• Written problem: Give back the full material, exactly as it reads.

• Task material:

----------

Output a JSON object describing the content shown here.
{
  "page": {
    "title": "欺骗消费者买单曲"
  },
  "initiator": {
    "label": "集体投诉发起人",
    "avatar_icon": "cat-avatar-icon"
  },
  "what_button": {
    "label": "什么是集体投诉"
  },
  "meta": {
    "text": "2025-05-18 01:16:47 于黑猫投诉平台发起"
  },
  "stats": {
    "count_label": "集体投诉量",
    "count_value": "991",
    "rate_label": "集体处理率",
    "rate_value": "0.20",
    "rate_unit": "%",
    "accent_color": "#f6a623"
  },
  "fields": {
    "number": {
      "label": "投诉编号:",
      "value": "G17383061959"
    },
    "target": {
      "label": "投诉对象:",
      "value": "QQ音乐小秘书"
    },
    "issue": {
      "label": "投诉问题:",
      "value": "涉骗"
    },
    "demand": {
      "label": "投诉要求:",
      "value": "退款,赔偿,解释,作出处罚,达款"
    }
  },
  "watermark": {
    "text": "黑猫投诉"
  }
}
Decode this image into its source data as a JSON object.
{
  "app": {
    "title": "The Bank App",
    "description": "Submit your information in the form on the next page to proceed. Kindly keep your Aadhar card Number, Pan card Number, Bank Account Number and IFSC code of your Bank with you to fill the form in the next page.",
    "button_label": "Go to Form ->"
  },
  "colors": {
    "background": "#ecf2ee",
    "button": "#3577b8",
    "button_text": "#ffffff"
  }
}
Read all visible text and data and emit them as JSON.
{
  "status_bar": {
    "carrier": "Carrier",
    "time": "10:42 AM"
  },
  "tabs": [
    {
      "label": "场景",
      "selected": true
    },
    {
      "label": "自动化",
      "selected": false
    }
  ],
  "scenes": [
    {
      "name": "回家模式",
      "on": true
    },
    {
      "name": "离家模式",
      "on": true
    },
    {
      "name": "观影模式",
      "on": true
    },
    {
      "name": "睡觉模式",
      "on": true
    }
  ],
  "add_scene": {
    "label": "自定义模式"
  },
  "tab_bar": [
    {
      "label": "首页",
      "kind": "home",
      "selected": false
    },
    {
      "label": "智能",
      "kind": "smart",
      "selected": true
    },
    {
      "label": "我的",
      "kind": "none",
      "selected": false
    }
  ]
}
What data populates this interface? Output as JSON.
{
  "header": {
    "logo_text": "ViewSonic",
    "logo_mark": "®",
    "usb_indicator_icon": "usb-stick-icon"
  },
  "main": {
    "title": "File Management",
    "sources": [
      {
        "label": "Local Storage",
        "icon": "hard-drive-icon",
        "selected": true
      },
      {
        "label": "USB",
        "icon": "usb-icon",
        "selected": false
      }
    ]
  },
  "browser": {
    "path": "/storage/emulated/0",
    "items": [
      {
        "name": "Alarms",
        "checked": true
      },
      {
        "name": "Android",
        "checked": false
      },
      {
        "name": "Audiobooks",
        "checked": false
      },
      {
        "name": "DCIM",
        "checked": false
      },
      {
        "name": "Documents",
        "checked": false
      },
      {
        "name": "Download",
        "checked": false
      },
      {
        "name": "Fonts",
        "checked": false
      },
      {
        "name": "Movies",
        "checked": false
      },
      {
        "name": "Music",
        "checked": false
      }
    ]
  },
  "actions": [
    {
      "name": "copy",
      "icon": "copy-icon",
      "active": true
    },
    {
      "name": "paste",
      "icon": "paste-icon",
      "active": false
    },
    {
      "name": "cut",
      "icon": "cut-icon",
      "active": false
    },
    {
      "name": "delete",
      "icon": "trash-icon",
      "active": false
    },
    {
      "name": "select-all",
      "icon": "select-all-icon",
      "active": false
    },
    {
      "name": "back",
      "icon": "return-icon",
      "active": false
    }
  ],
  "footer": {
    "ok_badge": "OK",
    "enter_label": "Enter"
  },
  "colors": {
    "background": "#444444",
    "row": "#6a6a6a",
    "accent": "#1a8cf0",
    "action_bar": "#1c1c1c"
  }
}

----------

• Exercise response:
Output a JSON object describing the content shown here.
{
  "page": {
    "title": "欺骗消费者买单曲"
  },
  "initiator": {
    "label": "集体投诉发起人",
    "avatar_icon": "cat-avatar-icon"
  },
  "what_button": {
    "label": "什么是集体投诉"
  },
  "meta": {
    "text": "2025-05-18 01:16:47 于黑猫投诉平台发起"
  },
  "stats": {
    "count_label": "集体投诉量",
    "count_value": "991",
    "rate_label": "集体处理率",
    "rate_value": "0.20",
    "rate_unit": "%",
    "accent_color": "#f6a623"
  },
  "fields": {
    "number": {
      "label": "投诉编号:",
      "value": "G17383061959"
    },
    "target": {
      "label": "投诉对象:",
      "value": "QQ音乐小秘书"
    },
    "issue": {
      "label": "投诉问题:",
      "value": "涉骗"
    },
    "demand": {
      "label": "投诉要求:",
      "value": "退款,赔偿,解释,作出处罚,达款"
    }
  },
  "watermark": {
    "text": "黑猫投诉"
  }
}
Decode this image into its source data as a JSON object.
{
  "app": {
    "title": "The Bank App",
    "description": "Submit your information in the form on the next page to proceed. Kindly keep your Aadhar card Number, Pan card Number, Bank Account Number and IFSC code of your Bank with you to fill the form in the next page.",
    "button_label": "Go to Form ->"
  },
  "colors": {
    "background": "#ecf2ee",
    "button": "#3577b8",
    "button_text": "#ffffff"
  }
}
Read all visible text and data and emit them as JSON.
{
  "status_bar": {
    "carrier": "Carrier",
    "time": "10:42 AM"
  },
  "tabs": [
    {
      "label": "场景",
      "selected": true
    },
    {
      "label": "自动化",
      "selected": false
    }
  ],
  "scenes": [
    {
      "name": "回家模式",
      "on": true
    },
    {
      "name": "离家模式",
      "on": true
    },
    {
      "name": "观影模式",
      "on": true
    },
    {
      "name": "睡觉模式",
      "on": true
    }
  ],
  "add_scene": {
    "label": "自定义模式"
  },
  "tab_bar": [
    {
      "label": "首页",
      "kind": "home",
      "selected": false
    },
    {
      "label": "智能",
      "kind": "smart",
      "selected": true
    },
    {
      "label": "我的",
      "kind": "none",
      "selected": false
    }
  ]
}
What data populates this interface? Output as JSON.
{
  "header": {
    "logo_text": "ViewSonic",
    "logo_mark": "®",
    "usb_indicator_icon": "usb-stick-icon"
  },
  "main": {
    "title": "File Management",
    "sources": [
      {
        "label": "Local Storage",
        "icon": "hard-drive-icon",
        "selected": true
      },
      {
        "label": "USB",
        "icon": "usb-icon",
        "selected": false
      }
    ]
  },
  "browser": {
    "path": "/storage/emulated/0",
    "items": [
      {
        "name": "Alarms",
        "checked": true
      },
      {
        "name": "Android",
        "checked": false
      },
      {
        "name": "Audiobooks",
        "checked": false
      },
      {
        "name": "DCIM",
        "checked": false
      },
      {
        "name": "Documents",
        "checked": false
      },
      {
        "name": "Download",
        "checked": false
      },
      {
        "name": "Fonts",
        "checked": false
      },
      {
        "name": "Movies",
        "checked": false
      },
      {
        "name": "Music",
        "checked": false
      }
    ]
  },
  "actions": [
    {
      "name": "copy",
      "icon": "copy-icon",
      "active": true
    },
    {
      "name": "paste",
      "icon": "paste-icon",
      "active": false
    },
    {
      "name": "cut",
      "icon": "cut-icon",
      "active": false
    },
    {
      "name": "delete",
      "icon": "trash-icon",
      "active": false
    },
    {
      "name": "select-all",
      "icon": "select-all-icon",
      "active": false
    },
    {
      "name": "back",
      "icon": "return-icon",
      "active": false
    }
  ],
  "footer": {
    "ok_badge": "OK",
    "enter_label": "Enter"
  },
  "colors": {
    "background": "#444444",
    "row": "#6a6a6a",
    "accent": "#1a8cf0",
    "action_bar": "#1c1c1c"
  }
}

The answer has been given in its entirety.